** Start of SUPPLIED MATERIAL **

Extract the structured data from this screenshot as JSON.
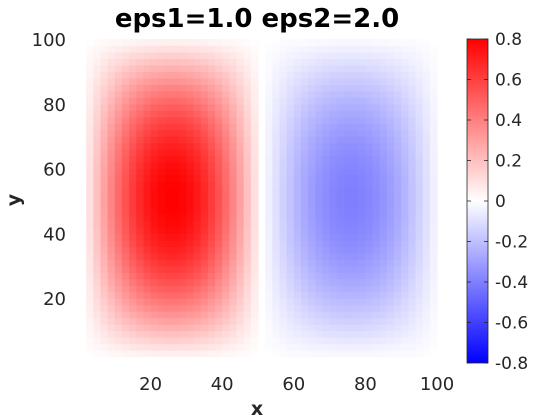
{
  "chart_data": {
    "type": "heatmap",
    "title": "eps1=1.0 eps2=2.0",
    "xlabel": "x",
    "ylabel": "y",
    "xlim": [
      0,
      100
    ],
    "ylim": [
      0,
      100
    ],
    "x_ticks": [
      "20",
      "40",
      "60",
      "80",
      "100"
    ],
    "y_ticks": [
      "20",
      "40",
      "60",
      "80",
      "100"
    ],
    "colorbar": {
      "range": [
        -0.8,
        0.8
      ],
      "ticks": [
        "0.8",
        "0.6",
        "0.4",
        "0.2",
        "0",
        "-0.2",
        "-0.4",
        "-0.6",
        "-0.8"
      ],
      "colormap": [
        "#0000ff",
        "#ffffff",
        "#ff0000"
      ]
    },
    "field": {
      "resolution": 50,
      "blobs": [
        {
          "cx": 26,
          "cy": 51,
          "half_width_x": 25,
          "half_width_y": 50,
          "peak": 0.8
        },
        {
          "cx": 76,
          "cy": 51,
          "half_width_x": 25,
          "half_width_y": 50,
          "peak": -0.4
        }
      ]
    },
    "grid": false
  }
}
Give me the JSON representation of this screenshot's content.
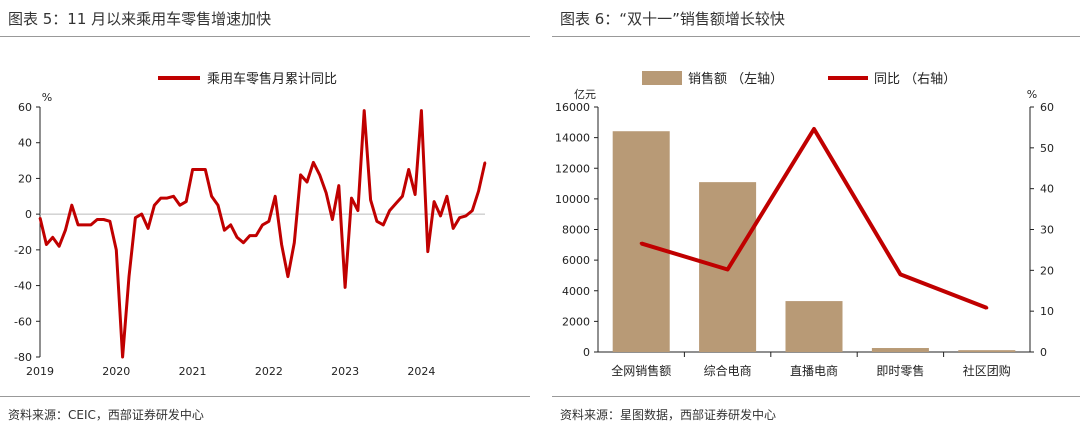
{
  "left": {
    "title": "图表 5：11 月以来乘用车零售增速加快",
    "source": "资料来源：CEIC，西部证券研发中心",
    "chart_data": {
      "type": "line",
      "title": "图表 5：11 月以来乘用车零售增速加快",
      "ylabel": "%",
      "ylim": [
        -80,
        60
      ],
      "yticks": [
        -80,
        -60,
        -40,
        -20,
        0,
        20,
        40,
        60
      ],
      "xticks": [
        "2019",
        "2020",
        "2021",
        "2022",
        "2023",
        "2024"
      ],
      "legend": "top",
      "series": [
        {
          "name": "乘用车零售月累计同比",
          "color": "#c00000",
          "values": [
            -2,
            -17,
            -13,
            -18,
            -9,
            5,
            -6,
            -6,
            -6,
            -3,
            -3,
            -4,
            -20,
            -80,
            -35,
            -2,
            0,
            -8,
            5,
            9,
            9,
            10,
            5,
            7,
            25,
            25,
            25,
            10,
            5,
            -9,
            -6,
            -13,
            -16,
            -12,
            -12,
            -6,
            -4,
            10,
            -17,
            -35,
            -16,
            22,
            18,
            29,
            22,
            12,
            -3,
            16,
            -41,
            9,
            2,
            58,
            8,
            -4,
            -6,
            2,
            6,
            10,
            25,
            11,
            58,
            -21,
            7,
            -1,
            10,
            -8,
            -2,
            -1,
            2,
            13,
            29
          ]
        }
      ]
    }
  },
  "right": {
    "title": "图表 6：“双十一”销售额增长较快",
    "source": "资料来源：星图数据，西部证券研发中心",
    "chart_data": {
      "type": "bar",
      "title": "图表 6：“双十一”销售额增长较快",
      "categories": [
        "全网销售额",
        "综合电商",
        "直播电商",
        "即时零售",
        "社区团购"
      ],
      "legend": "top",
      "left_axis": {
        "unit": "亿元",
        "ylim": [
          0,
          16000
        ],
        "ticks": [
          0,
          2000,
          4000,
          6000,
          8000,
          10000,
          12000,
          14000,
          16000
        ]
      },
      "right_axis": {
        "unit": "%",
        "ylim": [
          0,
          60
        ],
        "ticks": [
          0,
          10,
          20,
          30,
          40,
          50,
          60
        ]
      },
      "series": [
        {
          "name": "销售额 （左轴）",
          "type": "bar",
          "axis": "left",
          "color": "#b89a76",
          "values": [
            14418,
            11093,
            3325,
            260,
            120
          ]
        },
        {
          "name": "同比 （右轴）",
          "type": "line",
          "axis": "right",
          "color": "#c00000",
          "values": [
            26.6,
            20.2,
            54.6,
            19.0,
            10.8
          ]
        }
      ]
    }
  }
}
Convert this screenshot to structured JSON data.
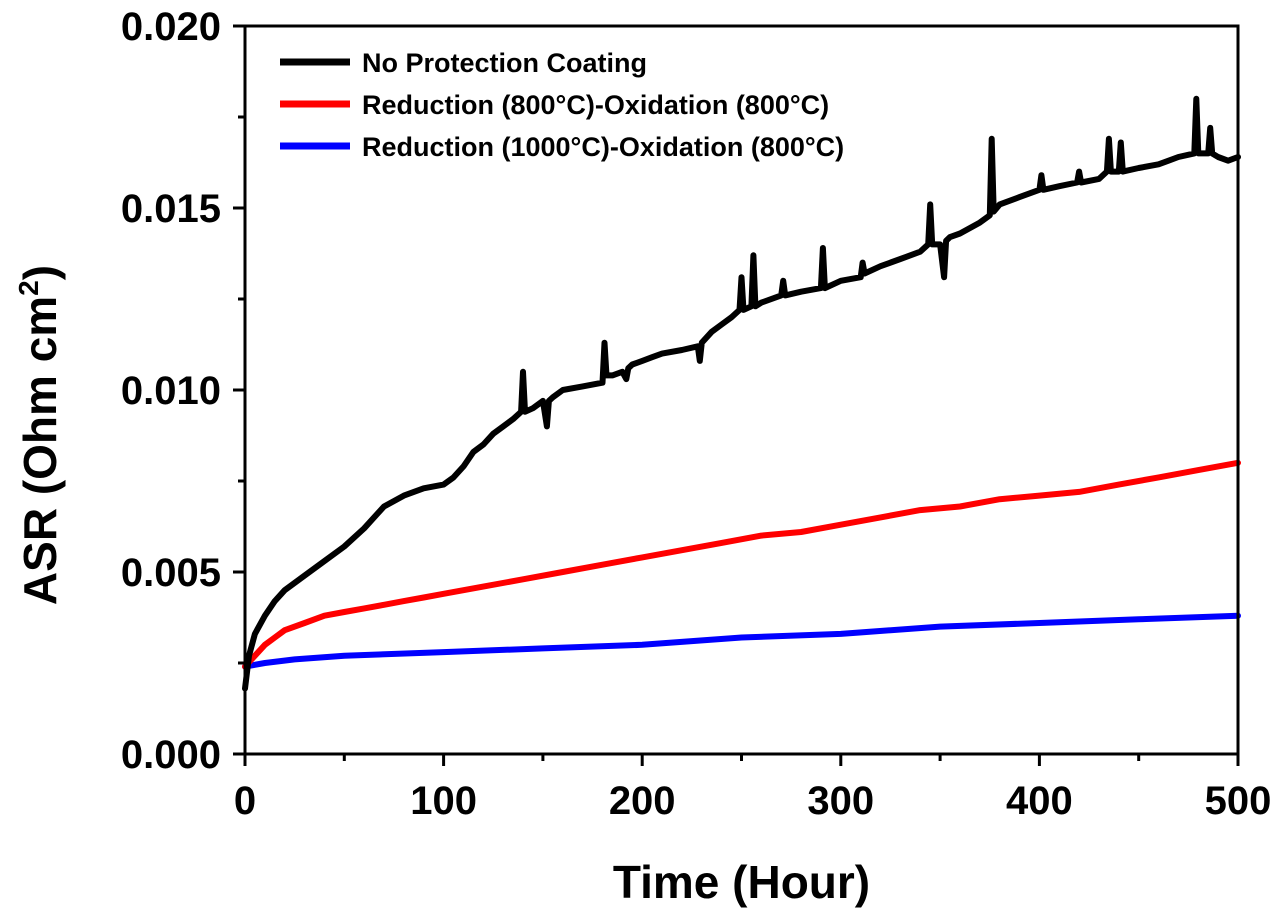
{
  "chart_data": {
    "type": "line",
    "xlabel": "Time (Hour)",
    "ylabel_main": "ASR (Ohm cm",
    "ylabel_sup": "2",
    "ylabel_close": ")",
    "xlim": [
      0,
      500
    ],
    "ylim": [
      0.0,
      0.02
    ],
    "xticks": [
      0,
      100,
      200,
      300,
      400,
      500
    ],
    "xtick_labels": [
      "0",
      "100",
      "200",
      "300",
      "400",
      "500"
    ],
    "yticks": [
      0.0,
      0.005,
      0.01,
      0.015,
      0.02
    ],
    "ytick_labels": [
      "0.000",
      "0.005",
      "0.010",
      "0.015",
      "0.020"
    ],
    "grid": false,
    "legend_position": "top-left",
    "series": [
      {
        "name": "No Protection Coating",
        "color": "#000000",
        "x": [
          0,
          2,
          5,
          10,
          15,
          20,
          30,
          40,
          50,
          60,
          65,
          70,
          80,
          90,
          100,
          105,
          110,
          115,
          120,
          125,
          130,
          135,
          139,
          140,
          141,
          145,
          150,
          152,
          153,
          155,
          160,
          170,
          180,
          181,
          182,
          185,
          190,
          192,
          193,
          195,
          200,
          205,
          210,
          220,
          228,
          229,
          230,
          235,
          240,
          245,
          249,
          250,
          251,
          255,
          256,
          257,
          260,
          270,
          271,
          272,
          280,
          290,
          291,
          292,
          300,
          310,
          311,
          312,
          320,
          330,
          340,
          344,
          345,
          346,
          350,
          352,
          353,
          355,
          360,
          370,
          375,
          376,
          377,
          380,
          390,
          400,
          401,
          402,
          410,
          419,
          420,
          421,
          430,
          434,
          435,
          436,
          440,
          441,
          442,
          450,
          460,
          465,
          470,
          478,
          479,
          480,
          481,
          485,
          486,
          487,
          490,
          495,
          500
        ],
        "y": [
          0.0018,
          0.0027,
          0.0033,
          0.0038,
          0.0042,
          0.0045,
          0.0049,
          0.0053,
          0.0057,
          0.0062,
          0.0065,
          0.0068,
          0.0071,
          0.0073,
          0.0074,
          0.0076,
          0.0079,
          0.0083,
          0.0085,
          0.0088,
          0.009,
          0.0092,
          0.0094,
          0.0105,
          0.0094,
          0.0095,
          0.0097,
          0.009,
          0.0097,
          0.0098,
          0.01,
          0.0101,
          0.0102,
          0.0113,
          0.0104,
          0.0104,
          0.0105,
          0.0103,
          0.0106,
          0.0107,
          0.0108,
          0.0109,
          0.011,
          0.0111,
          0.0112,
          0.0108,
          0.0113,
          0.0116,
          0.0118,
          0.012,
          0.0122,
          0.0131,
          0.0122,
          0.0123,
          0.0137,
          0.0123,
          0.0124,
          0.0126,
          0.013,
          0.0126,
          0.0127,
          0.0128,
          0.0139,
          0.0128,
          0.013,
          0.0131,
          0.0135,
          0.0132,
          0.0134,
          0.0136,
          0.0138,
          0.014,
          0.0151,
          0.014,
          0.014,
          0.0131,
          0.0141,
          0.0142,
          0.0143,
          0.0146,
          0.0148,
          0.0169,
          0.0149,
          0.0151,
          0.0153,
          0.0155,
          0.0159,
          0.0155,
          0.0156,
          0.0157,
          0.016,
          0.0157,
          0.0158,
          0.016,
          0.0169,
          0.016,
          0.016,
          0.0168,
          0.016,
          0.0161,
          0.0162,
          0.0163,
          0.0164,
          0.0165,
          0.018,
          0.0165,
          0.0165,
          0.0165,
          0.0172,
          0.0165,
          0.0164,
          0.0163,
          0.0164
        ]
      },
      {
        "name": "Reduction (800°C)-Oxidation (800°C)",
        "color": "#ff0000",
        "x": [
          0,
          5,
          10,
          15,
          20,
          30,
          40,
          50,
          60,
          70,
          80,
          90,
          100,
          120,
          140,
          160,
          180,
          200,
          220,
          240,
          260,
          280,
          300,
          320,
          340,
          360,
          380,
          400,
          420,
          440,
          460,
          480,
          500
        ],
        "y": [
          0.0024,
          0.0027,
          0.003,
          0.0032,
          0.0034,
          0.0036,
          0.0038,
          0.0039,
          0.004,
          0.0041,
          0.0042,
          0.0043,
          0.0044,
          0.0046,
          0.0048,
          0.005,
          0.0052,
          0.0054,
          0.0056,
          0.0058,
          0.006,
          0.0061,
          0.0063,
          0.0065,
          0.0067,
          0.0068,
          0.007,
          0.0071,
          0.0072,
          0.0074,
          0.0076,
          0.0078,
          0.008
        ]
      },
      {
        "name": "Reduction (1000°C)-Oxidation (800°C)",
        "color": "#0000ff",
        "x": [
          0,
          10,
          25,
          50,
          100,
          150,
          200,
          250,
          300,
          350,
          400,
          450,
          500
        ],
        "y": [
          0.0024,
          0.0025,
          0.0026,
          0.0027,
          0.0028,
          0.0029,
          0.003,
          0.0032,
          0.0033,
          0.0035,
          0.0036,
          0.0037,
          0.0038
        ]
      }
    ]
  }
}
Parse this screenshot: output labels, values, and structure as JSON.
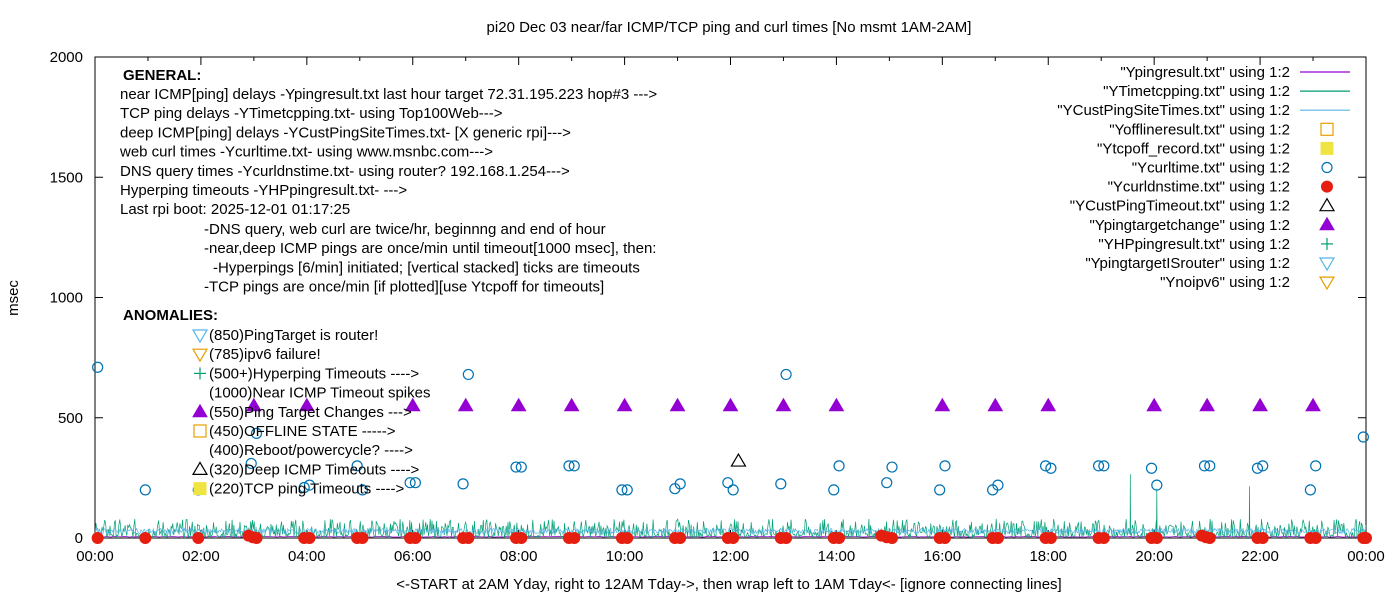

** End of SUPPLIED MATERIAL **

• EXERCISE BRIEF: Say how many lines in this material hold "screenshot", and say nothing else.

• REPLY TO THE EXERCISE: 4